_SHORT EXERCISE_. What lines of the data hold the string "como"? Pull each one out.

[Raw records]
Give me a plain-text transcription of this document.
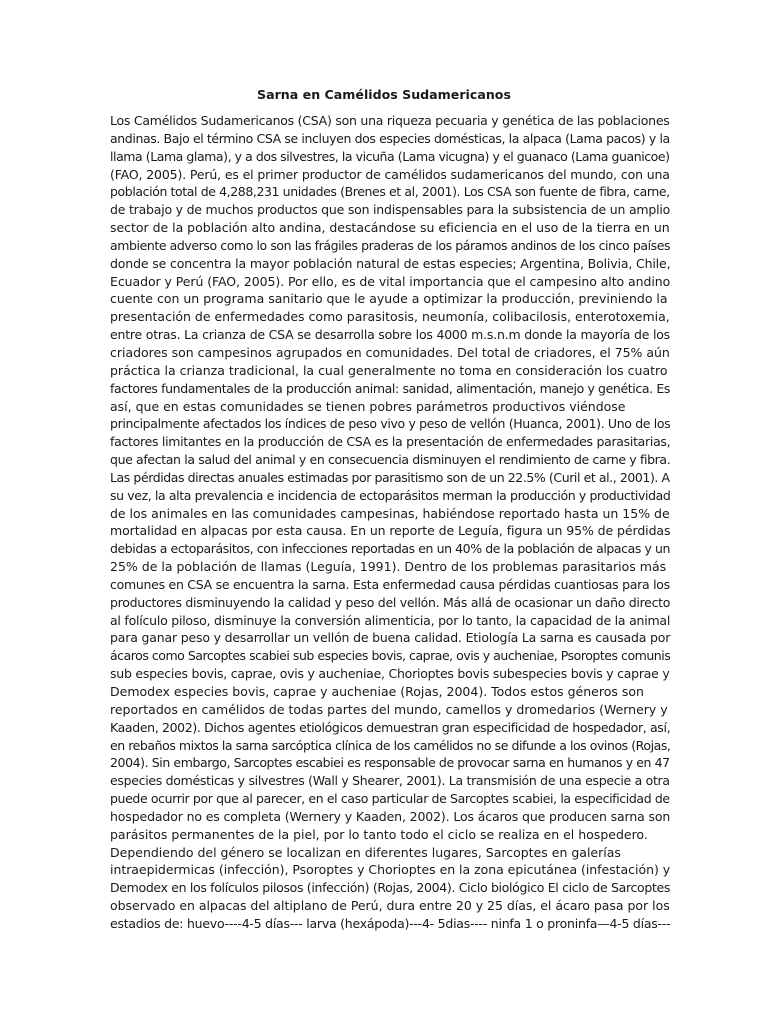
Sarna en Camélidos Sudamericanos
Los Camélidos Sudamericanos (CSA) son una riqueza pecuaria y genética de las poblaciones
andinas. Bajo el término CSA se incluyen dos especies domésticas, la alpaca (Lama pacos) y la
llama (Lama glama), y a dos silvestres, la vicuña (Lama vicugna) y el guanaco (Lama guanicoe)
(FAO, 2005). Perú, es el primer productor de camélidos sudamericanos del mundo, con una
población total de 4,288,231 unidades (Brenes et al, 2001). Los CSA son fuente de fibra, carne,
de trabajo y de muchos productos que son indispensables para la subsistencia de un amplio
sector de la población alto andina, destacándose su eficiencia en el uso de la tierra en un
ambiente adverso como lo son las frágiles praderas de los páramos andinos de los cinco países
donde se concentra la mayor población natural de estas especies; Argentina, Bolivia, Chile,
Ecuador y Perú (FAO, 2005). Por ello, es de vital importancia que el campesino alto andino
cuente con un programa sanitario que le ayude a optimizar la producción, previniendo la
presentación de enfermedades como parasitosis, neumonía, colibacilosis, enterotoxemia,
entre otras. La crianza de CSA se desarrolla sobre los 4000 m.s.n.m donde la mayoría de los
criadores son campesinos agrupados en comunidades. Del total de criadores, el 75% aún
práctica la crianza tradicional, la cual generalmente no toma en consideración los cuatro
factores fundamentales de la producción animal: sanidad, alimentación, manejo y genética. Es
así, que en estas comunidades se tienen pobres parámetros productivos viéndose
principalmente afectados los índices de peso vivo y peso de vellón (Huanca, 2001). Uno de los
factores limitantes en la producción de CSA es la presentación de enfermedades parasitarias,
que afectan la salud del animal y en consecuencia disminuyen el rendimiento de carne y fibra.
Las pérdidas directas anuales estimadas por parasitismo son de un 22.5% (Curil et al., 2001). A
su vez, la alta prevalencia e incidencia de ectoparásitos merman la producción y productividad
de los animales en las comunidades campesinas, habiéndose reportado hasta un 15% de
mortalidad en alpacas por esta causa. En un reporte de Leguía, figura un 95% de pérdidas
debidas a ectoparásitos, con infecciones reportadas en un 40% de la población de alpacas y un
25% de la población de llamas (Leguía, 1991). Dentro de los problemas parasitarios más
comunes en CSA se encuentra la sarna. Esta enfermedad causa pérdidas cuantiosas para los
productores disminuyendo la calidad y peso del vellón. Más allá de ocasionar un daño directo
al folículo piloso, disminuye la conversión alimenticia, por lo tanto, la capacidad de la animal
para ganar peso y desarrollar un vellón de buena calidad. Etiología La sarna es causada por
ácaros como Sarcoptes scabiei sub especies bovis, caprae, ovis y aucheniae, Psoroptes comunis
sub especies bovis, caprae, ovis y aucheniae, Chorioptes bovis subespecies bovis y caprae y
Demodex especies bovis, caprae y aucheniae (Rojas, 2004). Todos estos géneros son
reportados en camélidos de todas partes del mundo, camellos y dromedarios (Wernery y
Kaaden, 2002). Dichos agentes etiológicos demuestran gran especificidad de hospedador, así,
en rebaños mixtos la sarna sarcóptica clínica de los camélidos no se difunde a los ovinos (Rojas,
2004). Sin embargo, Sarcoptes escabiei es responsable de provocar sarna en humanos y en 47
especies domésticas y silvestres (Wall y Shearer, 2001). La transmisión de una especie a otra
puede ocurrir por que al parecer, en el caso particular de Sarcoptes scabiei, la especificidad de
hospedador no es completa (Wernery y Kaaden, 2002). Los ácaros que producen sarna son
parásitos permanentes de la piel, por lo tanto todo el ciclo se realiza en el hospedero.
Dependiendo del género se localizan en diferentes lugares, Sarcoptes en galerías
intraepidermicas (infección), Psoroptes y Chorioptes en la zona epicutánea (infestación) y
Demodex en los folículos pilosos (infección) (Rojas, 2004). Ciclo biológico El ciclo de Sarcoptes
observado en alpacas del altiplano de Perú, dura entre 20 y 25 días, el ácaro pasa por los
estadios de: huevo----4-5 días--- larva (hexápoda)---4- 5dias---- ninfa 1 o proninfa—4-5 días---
--
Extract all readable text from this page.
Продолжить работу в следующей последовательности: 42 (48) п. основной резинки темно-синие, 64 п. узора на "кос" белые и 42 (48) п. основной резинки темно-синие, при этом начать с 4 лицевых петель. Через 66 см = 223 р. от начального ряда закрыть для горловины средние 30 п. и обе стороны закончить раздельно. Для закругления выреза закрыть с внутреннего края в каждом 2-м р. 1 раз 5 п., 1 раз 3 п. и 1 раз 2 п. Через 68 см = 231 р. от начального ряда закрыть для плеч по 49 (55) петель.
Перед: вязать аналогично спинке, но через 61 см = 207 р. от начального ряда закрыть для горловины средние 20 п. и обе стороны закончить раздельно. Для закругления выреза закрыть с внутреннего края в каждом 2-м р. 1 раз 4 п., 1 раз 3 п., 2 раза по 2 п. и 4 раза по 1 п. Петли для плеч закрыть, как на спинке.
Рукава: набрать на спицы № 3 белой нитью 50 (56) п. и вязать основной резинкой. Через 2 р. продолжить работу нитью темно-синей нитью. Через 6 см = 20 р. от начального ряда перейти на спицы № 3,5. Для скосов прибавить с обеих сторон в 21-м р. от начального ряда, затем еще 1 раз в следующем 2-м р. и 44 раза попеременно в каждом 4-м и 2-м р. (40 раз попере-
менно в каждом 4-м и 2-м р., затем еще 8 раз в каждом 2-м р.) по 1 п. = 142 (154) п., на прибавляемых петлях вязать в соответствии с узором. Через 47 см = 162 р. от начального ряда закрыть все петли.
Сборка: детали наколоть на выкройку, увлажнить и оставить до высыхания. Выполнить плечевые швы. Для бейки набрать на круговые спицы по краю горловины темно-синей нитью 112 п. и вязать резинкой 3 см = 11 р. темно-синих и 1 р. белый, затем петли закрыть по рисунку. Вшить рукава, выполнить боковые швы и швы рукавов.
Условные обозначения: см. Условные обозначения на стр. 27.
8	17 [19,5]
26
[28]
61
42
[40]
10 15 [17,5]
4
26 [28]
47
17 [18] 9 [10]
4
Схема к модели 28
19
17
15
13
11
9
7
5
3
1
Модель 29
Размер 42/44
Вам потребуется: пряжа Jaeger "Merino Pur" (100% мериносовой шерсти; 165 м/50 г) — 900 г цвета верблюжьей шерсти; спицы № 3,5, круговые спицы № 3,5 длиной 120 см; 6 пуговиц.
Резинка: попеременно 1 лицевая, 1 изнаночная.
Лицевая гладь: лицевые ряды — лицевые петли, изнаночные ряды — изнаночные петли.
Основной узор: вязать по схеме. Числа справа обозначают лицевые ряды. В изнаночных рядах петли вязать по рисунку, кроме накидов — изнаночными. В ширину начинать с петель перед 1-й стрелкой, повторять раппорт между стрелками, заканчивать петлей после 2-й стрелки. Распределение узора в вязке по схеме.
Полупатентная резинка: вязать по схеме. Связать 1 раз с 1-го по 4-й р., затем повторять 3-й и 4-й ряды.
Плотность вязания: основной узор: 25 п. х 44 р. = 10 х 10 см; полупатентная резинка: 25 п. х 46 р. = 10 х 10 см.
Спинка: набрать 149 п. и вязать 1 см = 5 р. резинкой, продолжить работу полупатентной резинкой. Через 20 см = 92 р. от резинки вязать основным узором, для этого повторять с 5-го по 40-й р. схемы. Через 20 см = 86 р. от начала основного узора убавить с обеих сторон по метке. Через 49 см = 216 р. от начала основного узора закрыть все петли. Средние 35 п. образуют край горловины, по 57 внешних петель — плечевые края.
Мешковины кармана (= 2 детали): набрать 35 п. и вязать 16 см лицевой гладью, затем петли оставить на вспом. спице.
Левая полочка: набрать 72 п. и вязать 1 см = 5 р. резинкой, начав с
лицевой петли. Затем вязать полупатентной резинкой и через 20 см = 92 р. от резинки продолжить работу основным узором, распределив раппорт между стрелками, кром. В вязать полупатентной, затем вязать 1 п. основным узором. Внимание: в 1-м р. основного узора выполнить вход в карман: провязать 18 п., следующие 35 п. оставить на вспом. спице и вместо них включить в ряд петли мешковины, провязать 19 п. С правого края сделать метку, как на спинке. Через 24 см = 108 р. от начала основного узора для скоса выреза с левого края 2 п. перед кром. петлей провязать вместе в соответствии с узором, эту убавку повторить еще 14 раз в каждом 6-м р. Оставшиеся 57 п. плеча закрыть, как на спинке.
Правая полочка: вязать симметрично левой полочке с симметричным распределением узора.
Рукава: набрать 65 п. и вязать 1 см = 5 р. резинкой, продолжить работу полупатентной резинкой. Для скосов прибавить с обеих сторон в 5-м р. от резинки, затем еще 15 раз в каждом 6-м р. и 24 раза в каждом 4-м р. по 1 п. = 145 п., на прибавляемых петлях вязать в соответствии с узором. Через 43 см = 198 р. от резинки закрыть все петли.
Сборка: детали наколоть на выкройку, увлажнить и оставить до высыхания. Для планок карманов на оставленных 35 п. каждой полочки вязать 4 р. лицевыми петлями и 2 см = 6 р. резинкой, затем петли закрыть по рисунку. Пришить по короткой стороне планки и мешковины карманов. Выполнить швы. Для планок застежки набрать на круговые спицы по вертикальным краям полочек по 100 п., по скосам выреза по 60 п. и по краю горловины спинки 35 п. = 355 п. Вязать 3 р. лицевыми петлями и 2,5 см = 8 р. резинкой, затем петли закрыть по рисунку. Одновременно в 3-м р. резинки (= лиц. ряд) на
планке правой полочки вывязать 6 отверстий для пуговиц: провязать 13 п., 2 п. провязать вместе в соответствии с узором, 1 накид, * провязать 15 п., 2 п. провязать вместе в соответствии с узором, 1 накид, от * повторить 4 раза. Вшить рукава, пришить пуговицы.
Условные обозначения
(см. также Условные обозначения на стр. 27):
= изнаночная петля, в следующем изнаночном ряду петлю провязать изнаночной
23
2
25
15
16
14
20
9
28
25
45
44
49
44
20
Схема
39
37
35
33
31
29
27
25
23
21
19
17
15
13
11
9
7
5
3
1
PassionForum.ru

_TASK RESPONSE_.
ambiente adverso como lo son las frágiles praderas de los páramos andinos de los cinco países
presentación de enfermedades como parasitosis, neumonía, colibacilosis, enterotoxemia,
ácaros como Sarcoptes scabiei sub especies bovis, caprae, ovis y aucheniae, Psoroptes comunis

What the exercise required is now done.